» Exercise aim
Search the entries below. Return every line that has "inventa" in it.

Source material section start

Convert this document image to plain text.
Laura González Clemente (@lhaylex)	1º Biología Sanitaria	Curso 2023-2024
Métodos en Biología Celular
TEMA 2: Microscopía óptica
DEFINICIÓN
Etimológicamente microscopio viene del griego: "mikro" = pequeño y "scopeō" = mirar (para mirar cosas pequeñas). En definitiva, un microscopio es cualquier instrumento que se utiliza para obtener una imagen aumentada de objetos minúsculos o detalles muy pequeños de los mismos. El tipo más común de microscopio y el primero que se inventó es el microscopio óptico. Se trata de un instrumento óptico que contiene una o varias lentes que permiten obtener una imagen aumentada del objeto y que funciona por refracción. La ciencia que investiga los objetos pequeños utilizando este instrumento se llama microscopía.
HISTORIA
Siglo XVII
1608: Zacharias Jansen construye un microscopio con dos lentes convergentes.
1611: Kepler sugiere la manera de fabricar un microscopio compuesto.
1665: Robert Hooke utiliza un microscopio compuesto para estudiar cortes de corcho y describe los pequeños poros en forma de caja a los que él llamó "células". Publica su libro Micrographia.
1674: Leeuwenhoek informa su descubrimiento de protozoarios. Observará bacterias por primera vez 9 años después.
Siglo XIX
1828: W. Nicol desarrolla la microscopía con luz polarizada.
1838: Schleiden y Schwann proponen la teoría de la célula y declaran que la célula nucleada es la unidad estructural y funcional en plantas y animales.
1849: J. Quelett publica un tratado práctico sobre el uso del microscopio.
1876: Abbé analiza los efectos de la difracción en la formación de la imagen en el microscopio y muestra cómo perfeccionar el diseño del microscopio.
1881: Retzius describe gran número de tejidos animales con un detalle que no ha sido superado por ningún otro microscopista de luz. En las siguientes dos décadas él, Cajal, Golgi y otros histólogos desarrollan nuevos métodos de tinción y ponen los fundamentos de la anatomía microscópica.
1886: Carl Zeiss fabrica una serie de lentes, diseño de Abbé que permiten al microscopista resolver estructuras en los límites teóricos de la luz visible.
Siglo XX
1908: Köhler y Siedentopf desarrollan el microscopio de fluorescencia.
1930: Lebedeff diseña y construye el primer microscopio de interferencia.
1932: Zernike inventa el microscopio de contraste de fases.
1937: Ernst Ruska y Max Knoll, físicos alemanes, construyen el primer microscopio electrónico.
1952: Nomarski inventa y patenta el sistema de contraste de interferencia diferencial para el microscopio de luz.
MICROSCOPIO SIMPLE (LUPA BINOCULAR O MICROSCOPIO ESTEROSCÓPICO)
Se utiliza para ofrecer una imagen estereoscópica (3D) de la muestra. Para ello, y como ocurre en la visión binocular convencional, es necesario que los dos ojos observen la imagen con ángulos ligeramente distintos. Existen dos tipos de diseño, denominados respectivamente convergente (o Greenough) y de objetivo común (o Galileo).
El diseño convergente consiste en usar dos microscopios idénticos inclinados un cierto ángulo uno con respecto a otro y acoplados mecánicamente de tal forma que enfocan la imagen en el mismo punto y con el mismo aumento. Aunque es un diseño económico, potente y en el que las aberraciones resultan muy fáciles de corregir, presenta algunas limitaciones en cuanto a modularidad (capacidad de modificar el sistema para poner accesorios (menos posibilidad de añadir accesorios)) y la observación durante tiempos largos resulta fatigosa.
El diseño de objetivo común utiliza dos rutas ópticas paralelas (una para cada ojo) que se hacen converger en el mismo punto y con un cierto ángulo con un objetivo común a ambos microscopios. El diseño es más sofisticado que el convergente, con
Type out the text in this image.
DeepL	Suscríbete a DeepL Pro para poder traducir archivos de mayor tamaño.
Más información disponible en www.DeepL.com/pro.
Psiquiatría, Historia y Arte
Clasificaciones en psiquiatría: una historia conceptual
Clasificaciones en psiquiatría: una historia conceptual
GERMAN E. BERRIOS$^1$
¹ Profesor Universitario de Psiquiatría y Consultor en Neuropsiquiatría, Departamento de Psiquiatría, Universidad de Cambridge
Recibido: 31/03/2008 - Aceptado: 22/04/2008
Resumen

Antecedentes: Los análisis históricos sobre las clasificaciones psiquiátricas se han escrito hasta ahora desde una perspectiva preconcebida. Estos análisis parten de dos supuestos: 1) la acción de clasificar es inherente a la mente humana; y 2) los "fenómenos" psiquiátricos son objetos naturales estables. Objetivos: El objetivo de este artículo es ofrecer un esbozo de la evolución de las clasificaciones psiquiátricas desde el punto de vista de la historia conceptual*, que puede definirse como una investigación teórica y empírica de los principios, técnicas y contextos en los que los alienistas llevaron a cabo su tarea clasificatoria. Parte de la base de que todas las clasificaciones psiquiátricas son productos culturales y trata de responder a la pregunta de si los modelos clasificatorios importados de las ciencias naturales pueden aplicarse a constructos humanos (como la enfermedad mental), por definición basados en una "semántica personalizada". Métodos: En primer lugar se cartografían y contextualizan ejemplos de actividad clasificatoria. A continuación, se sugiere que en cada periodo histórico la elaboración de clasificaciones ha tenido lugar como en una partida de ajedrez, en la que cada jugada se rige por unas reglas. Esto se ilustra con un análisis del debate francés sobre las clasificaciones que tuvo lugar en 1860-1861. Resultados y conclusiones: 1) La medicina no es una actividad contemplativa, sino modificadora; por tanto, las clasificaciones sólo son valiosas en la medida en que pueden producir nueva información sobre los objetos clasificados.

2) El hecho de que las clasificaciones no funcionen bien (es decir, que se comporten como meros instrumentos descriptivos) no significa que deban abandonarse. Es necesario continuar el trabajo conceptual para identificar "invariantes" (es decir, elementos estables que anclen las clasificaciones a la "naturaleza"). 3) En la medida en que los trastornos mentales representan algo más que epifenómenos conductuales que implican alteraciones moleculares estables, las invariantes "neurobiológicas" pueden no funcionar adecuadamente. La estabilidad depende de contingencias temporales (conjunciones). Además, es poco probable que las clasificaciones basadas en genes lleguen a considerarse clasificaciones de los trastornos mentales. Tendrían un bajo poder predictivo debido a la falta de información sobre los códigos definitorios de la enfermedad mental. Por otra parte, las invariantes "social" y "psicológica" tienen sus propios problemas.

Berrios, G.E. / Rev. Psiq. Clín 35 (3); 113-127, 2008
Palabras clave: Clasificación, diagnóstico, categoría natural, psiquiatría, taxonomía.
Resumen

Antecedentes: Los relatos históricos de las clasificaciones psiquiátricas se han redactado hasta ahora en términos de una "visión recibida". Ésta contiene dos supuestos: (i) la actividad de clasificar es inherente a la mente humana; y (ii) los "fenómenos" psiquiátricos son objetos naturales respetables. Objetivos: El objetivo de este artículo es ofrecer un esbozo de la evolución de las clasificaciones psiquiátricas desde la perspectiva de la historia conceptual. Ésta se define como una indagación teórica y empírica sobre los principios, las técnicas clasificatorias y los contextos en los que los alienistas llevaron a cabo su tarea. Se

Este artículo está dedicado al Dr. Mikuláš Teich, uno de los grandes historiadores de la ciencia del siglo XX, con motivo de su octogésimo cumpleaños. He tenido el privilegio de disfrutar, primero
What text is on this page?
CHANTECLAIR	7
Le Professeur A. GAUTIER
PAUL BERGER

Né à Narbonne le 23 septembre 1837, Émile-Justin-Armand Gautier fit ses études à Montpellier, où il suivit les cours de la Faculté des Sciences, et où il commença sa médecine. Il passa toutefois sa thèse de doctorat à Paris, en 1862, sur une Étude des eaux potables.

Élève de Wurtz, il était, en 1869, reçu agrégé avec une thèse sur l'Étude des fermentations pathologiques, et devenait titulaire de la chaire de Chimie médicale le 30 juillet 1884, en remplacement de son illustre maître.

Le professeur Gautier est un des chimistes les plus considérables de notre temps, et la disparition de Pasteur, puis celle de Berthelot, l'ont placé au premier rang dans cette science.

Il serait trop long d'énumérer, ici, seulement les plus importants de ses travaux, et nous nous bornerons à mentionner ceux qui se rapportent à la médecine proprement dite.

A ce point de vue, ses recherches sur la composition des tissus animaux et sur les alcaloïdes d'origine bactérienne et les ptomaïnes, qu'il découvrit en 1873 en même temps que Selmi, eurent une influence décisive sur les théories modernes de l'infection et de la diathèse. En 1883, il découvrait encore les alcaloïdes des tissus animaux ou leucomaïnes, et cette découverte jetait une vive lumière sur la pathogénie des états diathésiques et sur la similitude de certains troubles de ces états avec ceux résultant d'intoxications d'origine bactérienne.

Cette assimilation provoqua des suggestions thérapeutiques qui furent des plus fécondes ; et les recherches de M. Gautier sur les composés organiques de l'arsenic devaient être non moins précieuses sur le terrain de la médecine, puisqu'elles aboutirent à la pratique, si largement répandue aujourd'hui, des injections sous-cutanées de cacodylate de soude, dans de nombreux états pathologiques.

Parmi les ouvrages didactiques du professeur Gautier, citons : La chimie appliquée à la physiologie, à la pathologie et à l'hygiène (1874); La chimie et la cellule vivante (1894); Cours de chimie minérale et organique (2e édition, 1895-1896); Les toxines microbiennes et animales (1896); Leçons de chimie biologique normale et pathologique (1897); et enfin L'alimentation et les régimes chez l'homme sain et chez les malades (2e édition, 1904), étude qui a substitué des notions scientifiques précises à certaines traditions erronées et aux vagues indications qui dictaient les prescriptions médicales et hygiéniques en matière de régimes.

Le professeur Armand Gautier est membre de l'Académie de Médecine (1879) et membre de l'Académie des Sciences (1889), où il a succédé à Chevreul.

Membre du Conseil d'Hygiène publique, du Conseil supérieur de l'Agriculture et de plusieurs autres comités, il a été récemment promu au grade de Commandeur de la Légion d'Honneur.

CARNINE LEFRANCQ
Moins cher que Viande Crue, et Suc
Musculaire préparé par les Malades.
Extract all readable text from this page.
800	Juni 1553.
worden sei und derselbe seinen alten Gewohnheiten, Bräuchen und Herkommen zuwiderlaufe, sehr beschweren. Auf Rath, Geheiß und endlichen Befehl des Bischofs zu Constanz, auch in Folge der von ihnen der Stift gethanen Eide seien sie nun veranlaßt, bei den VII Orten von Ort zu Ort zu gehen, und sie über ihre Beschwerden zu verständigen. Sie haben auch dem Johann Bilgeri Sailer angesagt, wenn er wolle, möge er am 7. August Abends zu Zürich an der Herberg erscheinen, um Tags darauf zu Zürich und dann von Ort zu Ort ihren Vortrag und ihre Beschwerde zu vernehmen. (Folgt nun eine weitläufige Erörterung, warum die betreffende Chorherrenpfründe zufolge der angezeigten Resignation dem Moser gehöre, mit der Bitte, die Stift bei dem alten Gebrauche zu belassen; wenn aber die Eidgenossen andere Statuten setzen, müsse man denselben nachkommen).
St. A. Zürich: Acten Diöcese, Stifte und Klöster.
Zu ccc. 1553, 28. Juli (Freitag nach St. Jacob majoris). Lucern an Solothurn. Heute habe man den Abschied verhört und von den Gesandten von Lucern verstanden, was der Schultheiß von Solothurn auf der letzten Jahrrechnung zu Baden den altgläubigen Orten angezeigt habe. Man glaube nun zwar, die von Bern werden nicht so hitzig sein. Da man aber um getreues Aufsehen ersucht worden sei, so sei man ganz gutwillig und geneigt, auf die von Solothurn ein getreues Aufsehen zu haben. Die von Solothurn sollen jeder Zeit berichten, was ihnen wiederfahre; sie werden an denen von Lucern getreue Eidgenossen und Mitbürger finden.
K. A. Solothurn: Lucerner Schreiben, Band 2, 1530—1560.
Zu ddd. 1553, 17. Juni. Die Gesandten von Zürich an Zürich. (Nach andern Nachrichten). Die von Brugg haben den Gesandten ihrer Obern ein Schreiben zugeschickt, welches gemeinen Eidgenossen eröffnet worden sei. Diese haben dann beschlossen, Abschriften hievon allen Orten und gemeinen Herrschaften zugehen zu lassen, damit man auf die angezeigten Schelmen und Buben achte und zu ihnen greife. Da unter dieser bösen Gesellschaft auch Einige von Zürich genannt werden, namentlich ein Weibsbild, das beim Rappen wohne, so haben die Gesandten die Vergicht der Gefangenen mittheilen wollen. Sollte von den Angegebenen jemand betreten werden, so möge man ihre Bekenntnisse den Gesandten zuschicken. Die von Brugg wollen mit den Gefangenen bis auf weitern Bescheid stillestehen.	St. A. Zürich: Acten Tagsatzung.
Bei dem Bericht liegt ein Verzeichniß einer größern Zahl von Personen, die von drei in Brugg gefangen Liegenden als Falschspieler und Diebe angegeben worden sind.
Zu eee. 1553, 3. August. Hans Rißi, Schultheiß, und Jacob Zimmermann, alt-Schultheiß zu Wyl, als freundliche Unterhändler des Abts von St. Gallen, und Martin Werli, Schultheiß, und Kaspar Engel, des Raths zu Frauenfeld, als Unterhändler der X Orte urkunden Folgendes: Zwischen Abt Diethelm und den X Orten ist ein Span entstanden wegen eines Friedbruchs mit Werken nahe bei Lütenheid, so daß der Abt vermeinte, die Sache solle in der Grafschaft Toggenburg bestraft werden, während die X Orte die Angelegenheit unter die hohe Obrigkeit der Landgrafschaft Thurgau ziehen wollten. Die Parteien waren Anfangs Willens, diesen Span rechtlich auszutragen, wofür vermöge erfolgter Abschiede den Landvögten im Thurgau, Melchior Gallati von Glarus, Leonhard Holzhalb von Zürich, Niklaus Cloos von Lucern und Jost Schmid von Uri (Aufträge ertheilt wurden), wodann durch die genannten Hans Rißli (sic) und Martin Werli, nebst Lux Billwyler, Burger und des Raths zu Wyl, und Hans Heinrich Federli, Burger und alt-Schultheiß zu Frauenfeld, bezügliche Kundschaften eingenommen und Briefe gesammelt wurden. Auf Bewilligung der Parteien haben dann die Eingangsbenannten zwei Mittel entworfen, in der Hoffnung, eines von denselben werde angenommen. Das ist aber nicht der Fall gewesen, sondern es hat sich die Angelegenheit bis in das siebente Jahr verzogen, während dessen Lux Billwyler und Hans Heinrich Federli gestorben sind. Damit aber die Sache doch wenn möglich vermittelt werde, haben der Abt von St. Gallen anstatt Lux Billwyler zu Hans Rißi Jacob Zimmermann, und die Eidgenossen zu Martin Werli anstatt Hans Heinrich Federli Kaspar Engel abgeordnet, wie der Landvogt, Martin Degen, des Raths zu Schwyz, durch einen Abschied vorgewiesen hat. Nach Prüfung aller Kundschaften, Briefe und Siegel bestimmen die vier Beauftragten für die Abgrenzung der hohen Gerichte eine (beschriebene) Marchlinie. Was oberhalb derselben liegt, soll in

Source material section end

» Your solution
1932: Zernike inventa el microscopio de contraste de fases.
1952: Nomarski inventa y patenta el sistema de contraste de interferencia diferencial para el microscopio de luz.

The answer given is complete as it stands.